## [Work request 1]
Copy verbatim the part of the passage on femoral nerve blocks that opens with the words containing "The overall rate" and closes with "after injury [2].".
## [Work request 2]
Write what follows the last sentence of the passage on femoral nerve blocks in knee replacement, carrying its discussion forward.

## [Passage shown]
++++

Wang et al. also suggested patients with FNB will benefit from early ambulation and thus decrease their risk for postoperative deep venous thrombosis [22]. We found no difference in deep vein thrombosis or pulmonary embolism between patients who received a FNB and those who did not.

The overall rate of femoral neuropathy/neuritis in this cohort was 0.59%. Five patients (0.66%) receiving an FNB had neuropathy/neuritis. In all but one patient receiving FNB, the neurologic deficits resolved within 1 year of TKA. It is unclear if ultrasound guidance for the FNB or continuous infusion catheters would change the incidence of femoral neuritis/neuropathy after FNB. Further study is necessary to determine if the technique associated with the single-injection FNB is associated with the incidence of femoral neuritis/neuropathy. The reported incidence of femoral nerve palsy has been reported to be as low as three in 10,309 [2]. However, unlike our series in which none of the nerve injuries resulted in femoral palsy, more than half of patients with nerve injury in the series of Auroy et al. had residual symptoms 6 months after injury [2].

The incidence of arthrofibrosis requiring manipulation under anesthesia in patients who received an FNB was half of that in patients who did not receive a FNB (Table 2). Although the incidence was low in each group, 1.7% versus 0.3%, respectively, this finding suggests the decreased pain and accelerated range-of-motion maximization experienced by patients with FNB in the early postoperative period may be associated with a lower incidence of arthrofibrosis.

We observed a nonsignificant trend for a larger percentage of postoperative falls among patients who received a FNB. Further, while, patients who had femoral nerve blocks and falls tended to have more reoperations after their falls than patients who had falls without femoral nerve blocks this trend was not statistically significant (Table 2). The numbers, however, are small, so there could be a Type II error.

++++

## [Document understanding data]
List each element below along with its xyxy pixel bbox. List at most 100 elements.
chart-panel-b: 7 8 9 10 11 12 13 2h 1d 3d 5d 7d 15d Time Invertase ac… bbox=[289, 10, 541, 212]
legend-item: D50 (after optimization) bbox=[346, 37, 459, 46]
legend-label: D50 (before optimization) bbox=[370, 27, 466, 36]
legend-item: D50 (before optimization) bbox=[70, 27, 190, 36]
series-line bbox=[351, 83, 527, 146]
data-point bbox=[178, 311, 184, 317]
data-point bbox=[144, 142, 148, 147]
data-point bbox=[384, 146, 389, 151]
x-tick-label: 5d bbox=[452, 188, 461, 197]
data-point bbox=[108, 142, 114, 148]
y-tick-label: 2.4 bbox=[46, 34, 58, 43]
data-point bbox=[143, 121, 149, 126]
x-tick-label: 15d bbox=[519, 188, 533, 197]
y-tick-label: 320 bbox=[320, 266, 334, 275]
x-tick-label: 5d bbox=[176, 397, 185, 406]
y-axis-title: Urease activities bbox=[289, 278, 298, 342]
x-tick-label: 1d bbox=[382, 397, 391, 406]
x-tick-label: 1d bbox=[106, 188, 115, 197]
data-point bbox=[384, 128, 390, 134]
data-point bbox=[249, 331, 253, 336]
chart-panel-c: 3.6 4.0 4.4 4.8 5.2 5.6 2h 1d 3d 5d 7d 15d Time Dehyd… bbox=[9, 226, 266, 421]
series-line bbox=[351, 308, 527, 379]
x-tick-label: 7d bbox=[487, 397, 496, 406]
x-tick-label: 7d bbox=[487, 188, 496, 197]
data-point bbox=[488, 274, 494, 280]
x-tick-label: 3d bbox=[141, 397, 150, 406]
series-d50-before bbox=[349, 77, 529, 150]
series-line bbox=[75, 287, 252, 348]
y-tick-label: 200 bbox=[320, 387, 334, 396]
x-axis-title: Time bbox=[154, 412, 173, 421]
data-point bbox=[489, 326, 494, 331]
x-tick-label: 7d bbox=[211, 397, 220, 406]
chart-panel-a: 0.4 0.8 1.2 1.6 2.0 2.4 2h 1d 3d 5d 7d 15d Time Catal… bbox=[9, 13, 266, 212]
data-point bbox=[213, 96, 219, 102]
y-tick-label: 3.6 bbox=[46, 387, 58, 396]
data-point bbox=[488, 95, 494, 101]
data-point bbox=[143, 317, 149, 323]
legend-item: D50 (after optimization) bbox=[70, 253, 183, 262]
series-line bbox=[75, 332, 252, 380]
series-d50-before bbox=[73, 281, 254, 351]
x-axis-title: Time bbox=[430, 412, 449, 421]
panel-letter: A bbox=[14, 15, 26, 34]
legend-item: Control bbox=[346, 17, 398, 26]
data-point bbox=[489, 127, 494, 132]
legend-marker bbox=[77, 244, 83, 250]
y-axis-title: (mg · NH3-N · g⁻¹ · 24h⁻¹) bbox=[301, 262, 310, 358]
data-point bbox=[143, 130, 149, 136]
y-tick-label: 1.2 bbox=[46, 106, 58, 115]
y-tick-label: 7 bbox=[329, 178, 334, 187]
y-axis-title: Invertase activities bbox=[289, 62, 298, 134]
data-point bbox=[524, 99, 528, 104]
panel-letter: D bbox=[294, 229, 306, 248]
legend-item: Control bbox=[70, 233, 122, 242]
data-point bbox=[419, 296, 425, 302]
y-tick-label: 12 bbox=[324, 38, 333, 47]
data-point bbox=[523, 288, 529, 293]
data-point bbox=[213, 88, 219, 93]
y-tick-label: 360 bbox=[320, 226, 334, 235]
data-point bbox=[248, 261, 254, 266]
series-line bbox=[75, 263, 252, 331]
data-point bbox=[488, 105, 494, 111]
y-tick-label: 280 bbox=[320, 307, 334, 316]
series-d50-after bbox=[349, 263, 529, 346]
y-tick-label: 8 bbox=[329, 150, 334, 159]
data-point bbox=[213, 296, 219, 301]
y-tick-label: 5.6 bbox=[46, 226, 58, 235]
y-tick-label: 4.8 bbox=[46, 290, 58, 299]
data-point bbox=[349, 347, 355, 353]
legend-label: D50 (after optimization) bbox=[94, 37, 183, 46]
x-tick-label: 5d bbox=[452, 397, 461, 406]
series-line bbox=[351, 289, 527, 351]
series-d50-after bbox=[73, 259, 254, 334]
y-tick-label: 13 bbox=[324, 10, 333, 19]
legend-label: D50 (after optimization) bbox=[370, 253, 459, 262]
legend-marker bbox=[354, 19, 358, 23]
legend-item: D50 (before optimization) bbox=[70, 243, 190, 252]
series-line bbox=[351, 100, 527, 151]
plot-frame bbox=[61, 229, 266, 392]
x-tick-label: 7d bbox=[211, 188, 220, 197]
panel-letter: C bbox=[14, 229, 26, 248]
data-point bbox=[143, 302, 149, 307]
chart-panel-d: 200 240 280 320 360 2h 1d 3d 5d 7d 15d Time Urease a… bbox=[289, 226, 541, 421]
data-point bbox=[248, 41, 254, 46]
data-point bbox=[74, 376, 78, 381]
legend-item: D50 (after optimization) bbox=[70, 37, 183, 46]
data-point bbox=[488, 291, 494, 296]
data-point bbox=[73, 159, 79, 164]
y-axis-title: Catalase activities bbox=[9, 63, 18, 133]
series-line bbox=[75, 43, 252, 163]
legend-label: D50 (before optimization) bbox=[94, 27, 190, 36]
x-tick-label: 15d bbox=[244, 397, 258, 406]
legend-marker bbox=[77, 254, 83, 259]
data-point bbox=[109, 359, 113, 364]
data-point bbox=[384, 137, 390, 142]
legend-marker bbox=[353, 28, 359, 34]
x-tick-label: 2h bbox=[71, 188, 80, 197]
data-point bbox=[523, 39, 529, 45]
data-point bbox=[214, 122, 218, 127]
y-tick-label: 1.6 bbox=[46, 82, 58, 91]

++++

## [Answer area 1]
The overall rate of femoral neuropathy/neuritis in this cohort was 0.59%. Five patients (0.66%) receiving an FNB had neuropathy/neuritis. In all but one patient receiving FNB, the neurologic deficits resolved within 1 year of TKA. It is unclear if ultrasound guidance for the FNB or continuous infusion catheters would change the incidence of femoral neuritis/neuropathy after FNB. Further study is necessary to determine if the technique associated with the single-injection FNB is associated with the incidence of femoral neuritis/neuropathy. The reported incidence of femoral nerve palsy has been reported to be as low as three in 10,309 [2]. However, unlike our series in which none of the nerve injuries resulted in femoral palsy, more than half of patients with nerve injury in the series of Auroy et al. had residual symptoms 6 months after injury [2].

## [Answer area 2]
Quadriceps weakness appears to be a contributing factor to the falls because 67% of the patients had documented weakness by the physiotherapist and four of the remaining patients fell before they could be examined by the physiotherapist on the first postoperative day. YaDeau et al. reported 29% of patients who received FNB had buckling because of decreased quadriceps strength, whereas only 3% of patients who did not receive FNB had buckling [23]. In that study, patients who had quadriceps weakness were delayed in ambulation training exercises. All patients had adequate quadriceps strength by postoperative Day 2. Quadriceps weakness may also be explained by the finding that a substantial portion of patients undergoing TKA report quadriceps weakness, even after sham FNB injections [9]. The fall data in this series suggest the need for more fall protection measures for patients undergoing TKA treated with and without FNB. The patients in this series were not treated with knee immobilizers. To allow early ambulation and full weightbearing after TKA and prevent falls associated with FNB, we have added the use of knee immobilizers to our TKA clinical pathway for the first 48 hours postoperatively until quadriceps function returns.

As the use of FNB in TKA becomes more common, the issues identified in this study should be confirmed in a prospective, randomized multicenter trial. FNB before TKA is not a harmless intervention. Femoral neuropathy, neuritis, and postoperative falls, which can lead to injury requiring reoperation, are complications of FNB after TKA necessitating further study. We recommend FNB postoperative protocols be modified to account for decreased quadriceps function in postoperative patients undergoing TKA in the early postoperative period to prevent falls. We continue to use FNBs for TKA postoperative analgesia as a result of high patient satisfaction with the pain relief provided compared with traditional pain relief medications only. However, we now use knee immobilizers for the first 48 hours after the TKA to compensate for quadriceps weakness from FNB and prevent falls.